• **INFORMATION PROVIDED**:
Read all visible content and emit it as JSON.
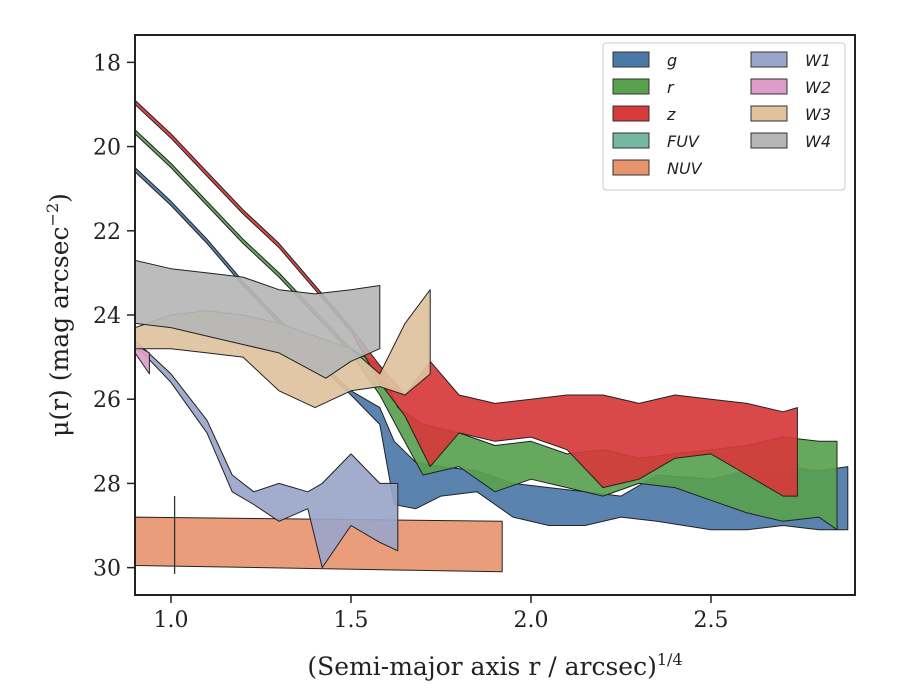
{
  "chart_data": {
    "type": "area",
    "xlabel": "(Semi-major axis r / arcsec)",
    "xlabel_italic_letter": "r",
    "xlabel_superscript": "1/4",
    "ylabel": "μ(r) (mag arcsec",
    "ylabel_superscript": "−2",
    "ylabel_tail": ")",
    "xlim": [
      0.9,
      2.9
    ],
    "ylim": [
      30.65,
      17.35
    ],
    "y_inverted": true,
    "xticks": [
      1.0,
      1.5,
      2.0,
      2.5
    ],
    "xtick_labels": [
      "1.0",
      "1.5",
      "2.0",
      "2.5"
    ],
    "yticks": [
      18,
      20,
      22,
      24,
      26,
      28,
      30
    ],
    "ytick_labels": [
      "18",
      "20",
      "22",
      "24",
      "26",
      "28",
      "30"
    ],
    "legend_position": "top-right",
    "legend_columns": 2,
    "series": [
      {
        "name": "g",
        "color": "#4c78a8",
        "upper": [
          [
            0.9,
            20.5
          ],
          [
            1.0,
            21.3
          ],
          [
            1.1,
            22.2
          ],
          [
            1.2,
            23.2
          ],
          [
            1.3,
            24.1
          ],
          [
            1.4,
            25.0
          ],
          [
            1.5,
            25.8
          ],
          [
            1.58,
            26.2
          ],
          [
            1.62,
            27.0
          ],
          [
            1.68,
            27.5
          ],
          [
            1.75,
            27.6
          ],
          [
            1.85,
            27.7
          ],
          [
            1.95,
            28.0
          ],
          [
            2.05,
            28.1
          ],
          [
            2.15,
            28.2
          ],
          [
            2.25,
            28.3
          ],
          [
            2.35,
            27.8
          ],
          [
            2.5,
            27.9
          ],
          [
            2.6,
            27.7
          ],
          [
            2.7,
            27.6
          ],
          [
            2.8,
            27.7
          ],
          [
            2.88,
            27.6
          ]
        ],
        "lower": [
          [
            0.9,
            20.6
          ],
          [
            1.0,
            21.4
          ],
          [
            1.1,
            22.3
          ],
          [
            1.2,
            23.3
          ],
          [
            1.3,
            24.2
          ],
          [
            1.4,
            25.1
          ],
          [
            1.5,
            25.9
          ],
          [
            1.58,
            26.6
          ],
          [
            1.62,
            28.5
          ],
          [
            1.68,
            28.6
          ],
          [
            1.75,
            28.3
          ],
          [
            1.85,
            28.2
          ],
          [
            1.95,
            28.8
          ],
          [
            2.05,
            29.0
          ],
          [
            2.15,
            29.0
          ],
          [
            2.25,
            28.8
          ],
          [
            2.35,
            28.9
          ],
          [
            2.5,
            29.1
          ],
          [
            2.6,
            29.1
          ],
          [
            2.7,
            29.0
          ],
          [
            2.8,
            29.1
          ],
          [
            2.88,
            29.1
          ]
        ]
      },
      {
        "name": "r",
        "color": "#59a14f",
        "upper": [
          [
            0.9,
            19.6
          ],
          [
            1.0,
            20.4
          ],
          [
            1.1,
            21.3
          ],
          [
            1.2,
            22.2
          ],
          [
            1.3,
            23.0
          ],
          [
            1.4,
            23.9
          ],
          [
            1.5,
            24.8
          ],
          [
            1.58,
            25.2
          ],
          [
            1.63,
            26.2
          ],
          [
            1.7,
            26.6
          ],
          [
            1.8,
            26.8
          ],
          [
            1.9,
            27.1
          ],
          [
            2.0,
            27.0
          ],
          [
            2.1,
            27.3
          ],
          [
            2.2,
            27.2
          ],
          [
            2.3,
            27.4
          ],
          [
            2.4,
            27.3
          ],
          [
            2.5,
            27.2
          ],
          [
            2.6,
            27.1
          ],
          [
            2.7,
            26.9
          ],
          [
            2.8,
            27.0
          ],
          [
            2.85,
            27.0
          ]
        ],
        "lower": [
          [
            0.9,
            19.7
          ],
          [
            1.0,
            20.5
          ],
          [
            1.1,
            21.4
          ],
          [
            1.2,
            22.3
          ],
          [
            1.3,
            23.1
          ],
          [
            1.4,
            24.0
          ],
          [
            1.5,
            24.9
          ],
          [
            1.58,
            25.9
          ],
          [
            1.63,
            26.7
          ],
          [
            1.7,
            27.8
          ],
          [
            1.8,
            27.6
          ],
          [
            1.9,
            28.2
          ],
          [
            2.0,
            27.9
          ],
          [
            2.1,
            28.1
          ],
          [
            2.2,
            28.3
          ],
          [
            2.3,
            28.0
          ],
          [
            2.4,
            28.1
          ],
          [
            2.5,
            28.4
          ],
          [
            2.6,
            28.7
          ],
          [
            2.7,
            28.9
          ],
          [
            2.8,
            28.8
          ],
          [
            2.85,
            29.1
          ]
        ]
      },
      {
        "name": "z",
        "color": "#d63a3a",
        "upper": [
          [
            0.9,
            18.9
          ],
          [
            1.0,
            19.7
          ],
          [
            1.1,
            20.6
          ],
          [
            1.2,
            21.5
          ],
          [
            1.3,
            22.3
          ],
          [
            1.4,
            23.3
          ],
          [
            1.5,
            24.3
          ],
          [
            1.58,
            25.2
          ],
          [
            1.65,
            25.9
          ],
          [
            1.72,
            25.1
          ],
          [
            1.8,
            25.9
          ],
          [
            1.9,
            26.1
          ],
          [
            2.0,
            26.0
          ],
          [
            2.1,
            25.9
          ],
          [
            2.2,
            25.9
          ],
          [
            2.3,
            26.1
          ],
          [
            2.4,
            25.9
          ],
          [
            2.5,
            26.0
          ],
          [
            2.6,
            26.1
          ],
          [
            2.7,
            26.3
          ],
          [
            2.74,
            26.2
          ]
        ],
        "lower": [
          [
            0.9,
            19.0
          ],
          [
            1.0,
            19.8
          ],
          [
            1.1,
            20.7
          ],
          [
            1.2,
            21.6
          ],
          [
            1.3,
            22.4
          ],
          [
            1.4,
            23.4
          ],
          [
            1.5,
            24.4
          ],
          [
            1.58,
            25.6
          ],
          [
            1.65,
            26.4
          ],
          [
            1.72,
            27.6
          ],
          [
            1.8,
            26.8
          ],
          [
            1.9,
            27.0
          ],
          [
            2.0,
            26.9
          ],
          [
            2.1,
            27.2
          ],
          [
            2.2,
            28.1
          ],
          [
            2.3,
            27.9
          ],
          [
            2.4,
            27.4
          ],
          [
            2.5,
            27.3
          ],
          [
            2.6,
            27.8
          ],
          [
            2.7,
            28.3
          ],
          [
            2.74,
            28.3
          ]
        ]
      },
      {
        "name": "FUV",
        "color": "#76b7a0",
        "upper": [],
        "lower": []
      },
      {
        "name": "NUV",
        "color": "#e8956f",
        "upper": [
          [
            0.9,
            28.8
          ],
          [
            1.92,
            28.9
          ]
        ],
        "lower": [
          [
            0.9,
            29.95
          ],
          [
            1.92,
            30.1
          ]
        ]
      },
      {
        "name": "W1",
        "color": "#9aa5c9",
        "upper": [
          [
            0.9,
            24.6
          ],
          [
            1.0,
            25.4
          ],
          [
            1.1,
            26.5
          ],
          [
            1.17,
            27.8
          ],
          [
            1.23,
            28.2
          ],
          [
            1.3,
            28.0
          ],
          [
            1.38,
            28.2
          ],
          [
            1.42,
            28.0
          ],
          [
            1.5,
            27.3
          ],
          [
            1.58,
            28.0
          ],
          [
            1.63,
            28.0
          ]
        ],
        "lower": [
          [
            0.9,
            24.7
          ],
          [
            1.0,
            25.6
          ],
          [
            1.1,
            26.8
          ],
          [
            1.17,
            28.2
          ],
          [
            1.23,
            28.5
          ],
          [
            1.3,
            28.9
          ],
          [
            1.38,
            28.6
          ],
          [
            1.42,
            30.0
          ],
          [
            1.5,
            29.0
          ],
          [
            1.58,
            29.4
          ],
          [
            1.63,
            29.6
          ]
        ]
      },
      {
        "name": "W2",
        "color": "#de9cc8",
        "upper": [
          [
            0.9,
            24.7
          ],
          [
            0.94,
            24.9
          ]
        ],
        "lower": [
          [
            0.9,
            24.9
          ],
          [
            0.94,
            25.4
          ]
        ]
      },
      {
        "name": "W3",
        "color": "#dfc29e",
        "upper": [
          [
            0.9,
            24.3
          ],
          [
            1.0,
            24.0
          ],
          [
            1.1,
            23.9
          ],
          [
            1.2,
            24.0
          ],
          [
            1.3,
            24.2
          ],
          [
            1.4,
            24.5
          ],
          [
            1.5,
            24.8
          ],
          [
            1.58,
            25.4
          ],
          [
            1.65,
            24.2
          ],
          [
            1.72,
            23.4
          ]
        ],
        "lower": [
          [
            0.9,
            24.8
          ],
          [
            1.0,
            24.8
          ],
          [
            1.1,
            24.9
          ],
          [
            1.2,
            25.0
          ],
          [
            1.3,
            25.8
          ],
          [
            1.4,
            26.2
          ],
          [
            1.5,
            25.8
          ],
          [
            1.58,
            25.7
          ],
          [
            1.65,
            25.9
          ],
          [
            1.72,
            25.4
          ]
        ]
      },
      {
        "name": "W4",
        "color": "#b6b6b6",
        "upper": [
          [
            0.9,
            22.7
          ],
          [
            1.0,
            22.9
          ],
          [
            1.1,
            23.0
          ],
          [
            1.2,
            23.1
          ],
          [
            1.3,
            23.4
          ],
          [
            1.4,
            23.5
          ],
          [
            1.5,
            23.4
          ],
          [
            1.58,
            23.3
          ]
        ],
        "lower": [
          [
            0.9,
            24.2
          ],
          [
            1.0,
            24.3
          ],
          [
            1.1,
            24.5
          ],
          [
            1.2,
            24.7
          ],
          [
            1.3,
            24.9
          ],
          [
            1.43,
            25.5
          ],
          [
            1.5,
            25.1
          ],
          [
            1.58,
            24.8
          ]
        ]
      }
    ],
    "annotations": [
      {
        "type": "vertical-error-bar",
        "x": 1.01,
        "y_top": 28.3,
        "y_bottom": 30.15
      }
    ]
  }
}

• **WHAT IS BEING ASKED**:
Copy out all lines from the material above that contain the string "color".

• **TASK RESULT**:
        "color": "#4c78a8",
        "color": "#59a14f",
        "color": "#d63a3a",
        "color": "#76b7a0",
        "color": "#e8956f",
        "color": "#9aa5c9",
        "color": "#de9cc8",
        "color": "#dfc29e",
        "color": "#b6b6b6",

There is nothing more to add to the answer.